Go through the material below and count the lines containing the word "vasc". Give that number by itself.

####################

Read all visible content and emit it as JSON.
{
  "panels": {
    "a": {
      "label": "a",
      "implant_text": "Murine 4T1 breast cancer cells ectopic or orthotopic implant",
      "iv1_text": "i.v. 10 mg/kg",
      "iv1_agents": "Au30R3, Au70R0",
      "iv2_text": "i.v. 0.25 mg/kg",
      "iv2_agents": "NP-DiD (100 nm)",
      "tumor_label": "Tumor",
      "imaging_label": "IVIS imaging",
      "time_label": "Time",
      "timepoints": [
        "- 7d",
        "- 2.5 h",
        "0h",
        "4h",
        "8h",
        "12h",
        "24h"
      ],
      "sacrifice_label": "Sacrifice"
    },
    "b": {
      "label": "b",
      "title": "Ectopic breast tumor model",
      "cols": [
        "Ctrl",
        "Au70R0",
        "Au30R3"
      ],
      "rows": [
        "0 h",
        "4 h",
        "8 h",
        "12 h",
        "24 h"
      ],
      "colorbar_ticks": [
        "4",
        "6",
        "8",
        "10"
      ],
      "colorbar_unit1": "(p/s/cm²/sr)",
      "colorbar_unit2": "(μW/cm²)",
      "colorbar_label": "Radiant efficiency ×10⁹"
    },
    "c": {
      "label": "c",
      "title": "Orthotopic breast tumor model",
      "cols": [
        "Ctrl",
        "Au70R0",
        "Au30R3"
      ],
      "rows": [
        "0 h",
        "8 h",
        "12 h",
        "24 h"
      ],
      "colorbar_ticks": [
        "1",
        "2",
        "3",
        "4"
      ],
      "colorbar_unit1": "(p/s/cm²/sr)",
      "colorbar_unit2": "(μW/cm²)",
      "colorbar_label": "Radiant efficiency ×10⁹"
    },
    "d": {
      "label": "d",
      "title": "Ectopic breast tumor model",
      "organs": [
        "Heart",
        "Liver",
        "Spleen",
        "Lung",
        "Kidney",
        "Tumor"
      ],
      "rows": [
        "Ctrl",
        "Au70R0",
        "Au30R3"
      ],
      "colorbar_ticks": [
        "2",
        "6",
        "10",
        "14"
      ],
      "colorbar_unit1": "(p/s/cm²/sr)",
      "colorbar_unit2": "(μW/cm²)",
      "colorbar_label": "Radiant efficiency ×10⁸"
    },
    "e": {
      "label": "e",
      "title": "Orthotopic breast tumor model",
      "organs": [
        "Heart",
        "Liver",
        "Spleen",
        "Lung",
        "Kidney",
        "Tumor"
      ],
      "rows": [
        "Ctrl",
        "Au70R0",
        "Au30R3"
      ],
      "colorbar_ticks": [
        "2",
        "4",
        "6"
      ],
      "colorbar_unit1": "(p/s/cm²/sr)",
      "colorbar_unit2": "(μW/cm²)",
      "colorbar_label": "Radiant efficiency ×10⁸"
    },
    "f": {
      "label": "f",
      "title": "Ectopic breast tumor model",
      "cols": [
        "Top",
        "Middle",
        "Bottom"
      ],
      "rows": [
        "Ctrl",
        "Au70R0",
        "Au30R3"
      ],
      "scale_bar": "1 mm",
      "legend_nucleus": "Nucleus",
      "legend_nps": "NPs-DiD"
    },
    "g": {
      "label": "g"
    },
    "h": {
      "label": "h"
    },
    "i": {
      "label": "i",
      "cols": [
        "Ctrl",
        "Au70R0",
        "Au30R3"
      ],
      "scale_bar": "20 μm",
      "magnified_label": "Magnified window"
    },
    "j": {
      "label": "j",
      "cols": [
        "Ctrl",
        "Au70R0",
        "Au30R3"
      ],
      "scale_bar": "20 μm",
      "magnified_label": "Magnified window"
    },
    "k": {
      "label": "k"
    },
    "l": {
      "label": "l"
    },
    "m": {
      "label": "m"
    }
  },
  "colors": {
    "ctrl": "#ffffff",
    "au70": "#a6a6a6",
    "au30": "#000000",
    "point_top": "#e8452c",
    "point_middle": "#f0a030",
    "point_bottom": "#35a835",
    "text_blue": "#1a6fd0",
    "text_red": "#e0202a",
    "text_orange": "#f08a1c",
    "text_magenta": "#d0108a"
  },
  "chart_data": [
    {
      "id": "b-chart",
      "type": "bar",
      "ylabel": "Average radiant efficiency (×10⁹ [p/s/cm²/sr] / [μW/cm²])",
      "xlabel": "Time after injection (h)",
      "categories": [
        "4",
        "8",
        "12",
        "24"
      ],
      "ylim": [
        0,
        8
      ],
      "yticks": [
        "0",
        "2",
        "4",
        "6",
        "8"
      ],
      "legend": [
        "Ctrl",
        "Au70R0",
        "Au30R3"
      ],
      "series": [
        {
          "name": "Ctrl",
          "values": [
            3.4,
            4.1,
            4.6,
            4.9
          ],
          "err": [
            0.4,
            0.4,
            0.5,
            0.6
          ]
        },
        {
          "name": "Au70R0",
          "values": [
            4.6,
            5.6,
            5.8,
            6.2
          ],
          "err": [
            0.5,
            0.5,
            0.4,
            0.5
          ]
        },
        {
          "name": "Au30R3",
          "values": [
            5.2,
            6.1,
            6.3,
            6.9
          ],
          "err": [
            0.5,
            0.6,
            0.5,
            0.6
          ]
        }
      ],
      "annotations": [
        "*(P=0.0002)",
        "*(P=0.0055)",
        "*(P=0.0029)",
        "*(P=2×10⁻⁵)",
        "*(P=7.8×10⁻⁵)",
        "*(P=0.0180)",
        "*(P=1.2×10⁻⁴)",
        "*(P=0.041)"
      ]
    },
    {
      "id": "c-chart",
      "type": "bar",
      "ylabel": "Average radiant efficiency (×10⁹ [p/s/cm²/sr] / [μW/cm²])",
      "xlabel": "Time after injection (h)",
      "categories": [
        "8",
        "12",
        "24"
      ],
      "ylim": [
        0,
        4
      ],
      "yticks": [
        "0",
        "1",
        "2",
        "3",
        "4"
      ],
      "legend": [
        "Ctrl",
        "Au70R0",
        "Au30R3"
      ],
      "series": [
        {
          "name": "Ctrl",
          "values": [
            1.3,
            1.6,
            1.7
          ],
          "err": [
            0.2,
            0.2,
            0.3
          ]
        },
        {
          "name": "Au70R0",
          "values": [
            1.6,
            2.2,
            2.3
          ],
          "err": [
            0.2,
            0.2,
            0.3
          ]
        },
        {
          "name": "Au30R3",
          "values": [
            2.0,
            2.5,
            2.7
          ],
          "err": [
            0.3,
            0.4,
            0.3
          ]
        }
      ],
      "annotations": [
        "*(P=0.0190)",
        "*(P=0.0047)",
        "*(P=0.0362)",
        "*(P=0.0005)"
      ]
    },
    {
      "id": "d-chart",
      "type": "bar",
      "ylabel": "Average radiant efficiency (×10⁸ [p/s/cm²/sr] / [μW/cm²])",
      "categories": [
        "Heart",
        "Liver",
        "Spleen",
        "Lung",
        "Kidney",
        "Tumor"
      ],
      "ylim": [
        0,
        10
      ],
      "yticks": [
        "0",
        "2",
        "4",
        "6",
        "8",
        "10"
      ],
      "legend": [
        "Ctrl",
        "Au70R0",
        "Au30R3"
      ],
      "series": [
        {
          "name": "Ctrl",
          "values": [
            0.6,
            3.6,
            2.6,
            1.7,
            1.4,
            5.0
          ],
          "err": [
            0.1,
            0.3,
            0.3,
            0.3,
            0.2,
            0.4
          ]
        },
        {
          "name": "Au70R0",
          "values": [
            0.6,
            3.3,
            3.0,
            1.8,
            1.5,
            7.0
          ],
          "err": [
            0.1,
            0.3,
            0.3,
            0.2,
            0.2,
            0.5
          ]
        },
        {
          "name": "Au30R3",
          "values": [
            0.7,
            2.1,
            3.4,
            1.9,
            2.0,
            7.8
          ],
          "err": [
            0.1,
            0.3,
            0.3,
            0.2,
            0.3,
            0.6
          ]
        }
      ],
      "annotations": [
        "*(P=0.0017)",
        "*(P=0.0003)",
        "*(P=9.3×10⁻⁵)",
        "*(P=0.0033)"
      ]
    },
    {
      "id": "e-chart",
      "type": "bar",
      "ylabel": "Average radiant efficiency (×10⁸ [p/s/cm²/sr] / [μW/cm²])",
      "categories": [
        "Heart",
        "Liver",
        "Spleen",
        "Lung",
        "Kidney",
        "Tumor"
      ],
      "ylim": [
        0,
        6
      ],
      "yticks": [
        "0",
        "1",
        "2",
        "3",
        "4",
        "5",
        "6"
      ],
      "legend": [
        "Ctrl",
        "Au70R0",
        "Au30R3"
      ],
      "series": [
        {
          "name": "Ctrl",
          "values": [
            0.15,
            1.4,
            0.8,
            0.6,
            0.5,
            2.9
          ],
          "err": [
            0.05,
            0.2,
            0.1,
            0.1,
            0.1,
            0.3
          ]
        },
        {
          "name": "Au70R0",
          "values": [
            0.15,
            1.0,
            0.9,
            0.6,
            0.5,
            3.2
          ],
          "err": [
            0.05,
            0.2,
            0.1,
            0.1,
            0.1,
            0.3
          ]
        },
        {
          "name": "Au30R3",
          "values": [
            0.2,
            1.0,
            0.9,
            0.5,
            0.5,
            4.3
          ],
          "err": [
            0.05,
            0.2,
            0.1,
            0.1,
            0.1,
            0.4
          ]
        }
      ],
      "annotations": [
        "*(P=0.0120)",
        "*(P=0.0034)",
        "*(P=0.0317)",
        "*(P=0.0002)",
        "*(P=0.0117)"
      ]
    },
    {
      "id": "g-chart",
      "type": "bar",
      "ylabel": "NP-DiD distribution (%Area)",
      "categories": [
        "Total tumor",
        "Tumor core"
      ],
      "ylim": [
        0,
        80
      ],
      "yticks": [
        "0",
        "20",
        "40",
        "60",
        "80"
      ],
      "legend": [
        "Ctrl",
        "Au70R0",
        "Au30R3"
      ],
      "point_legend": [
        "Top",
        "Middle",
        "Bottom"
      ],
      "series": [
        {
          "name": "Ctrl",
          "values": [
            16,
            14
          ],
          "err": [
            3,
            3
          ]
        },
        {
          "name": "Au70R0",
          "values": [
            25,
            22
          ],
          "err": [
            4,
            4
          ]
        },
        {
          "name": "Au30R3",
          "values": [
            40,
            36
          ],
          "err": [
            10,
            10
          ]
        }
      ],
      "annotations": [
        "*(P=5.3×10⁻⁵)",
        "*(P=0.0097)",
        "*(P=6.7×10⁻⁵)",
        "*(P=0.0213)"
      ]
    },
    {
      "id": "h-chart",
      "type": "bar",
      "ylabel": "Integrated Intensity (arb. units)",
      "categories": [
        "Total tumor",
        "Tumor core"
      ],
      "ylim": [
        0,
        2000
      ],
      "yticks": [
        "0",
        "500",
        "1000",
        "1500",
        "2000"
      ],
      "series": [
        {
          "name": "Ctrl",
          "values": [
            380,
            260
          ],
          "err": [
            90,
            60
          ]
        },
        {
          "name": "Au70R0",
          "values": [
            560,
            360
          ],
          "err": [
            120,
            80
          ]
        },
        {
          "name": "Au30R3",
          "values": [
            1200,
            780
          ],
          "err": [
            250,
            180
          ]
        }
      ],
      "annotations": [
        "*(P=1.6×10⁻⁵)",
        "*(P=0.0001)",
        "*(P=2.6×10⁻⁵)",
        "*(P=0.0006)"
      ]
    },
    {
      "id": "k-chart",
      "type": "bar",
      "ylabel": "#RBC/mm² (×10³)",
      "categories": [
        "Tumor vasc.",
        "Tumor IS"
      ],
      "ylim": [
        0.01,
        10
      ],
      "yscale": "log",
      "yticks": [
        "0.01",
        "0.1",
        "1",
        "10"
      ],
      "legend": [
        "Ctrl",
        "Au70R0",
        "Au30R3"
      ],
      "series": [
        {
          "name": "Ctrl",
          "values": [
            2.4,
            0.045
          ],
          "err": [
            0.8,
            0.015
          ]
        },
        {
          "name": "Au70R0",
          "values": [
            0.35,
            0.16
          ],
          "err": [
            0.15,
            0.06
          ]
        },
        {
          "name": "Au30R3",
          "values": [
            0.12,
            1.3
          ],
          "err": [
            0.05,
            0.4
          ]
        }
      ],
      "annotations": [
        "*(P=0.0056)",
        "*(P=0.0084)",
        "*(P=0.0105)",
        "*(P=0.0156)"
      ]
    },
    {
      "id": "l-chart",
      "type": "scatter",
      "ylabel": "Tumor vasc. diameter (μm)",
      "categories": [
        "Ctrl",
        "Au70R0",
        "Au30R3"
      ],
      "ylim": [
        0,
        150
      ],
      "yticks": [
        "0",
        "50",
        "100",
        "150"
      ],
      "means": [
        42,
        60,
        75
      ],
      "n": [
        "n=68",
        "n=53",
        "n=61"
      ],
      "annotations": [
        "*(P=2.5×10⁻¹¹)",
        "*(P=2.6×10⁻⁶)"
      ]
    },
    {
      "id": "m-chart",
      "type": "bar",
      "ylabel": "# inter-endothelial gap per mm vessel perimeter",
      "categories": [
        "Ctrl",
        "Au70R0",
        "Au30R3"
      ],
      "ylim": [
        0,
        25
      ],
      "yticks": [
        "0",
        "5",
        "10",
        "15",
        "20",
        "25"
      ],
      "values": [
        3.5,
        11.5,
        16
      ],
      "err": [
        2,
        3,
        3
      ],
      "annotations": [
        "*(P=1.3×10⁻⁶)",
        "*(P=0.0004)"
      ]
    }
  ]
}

####################

PROBLEM SOLUTION: 2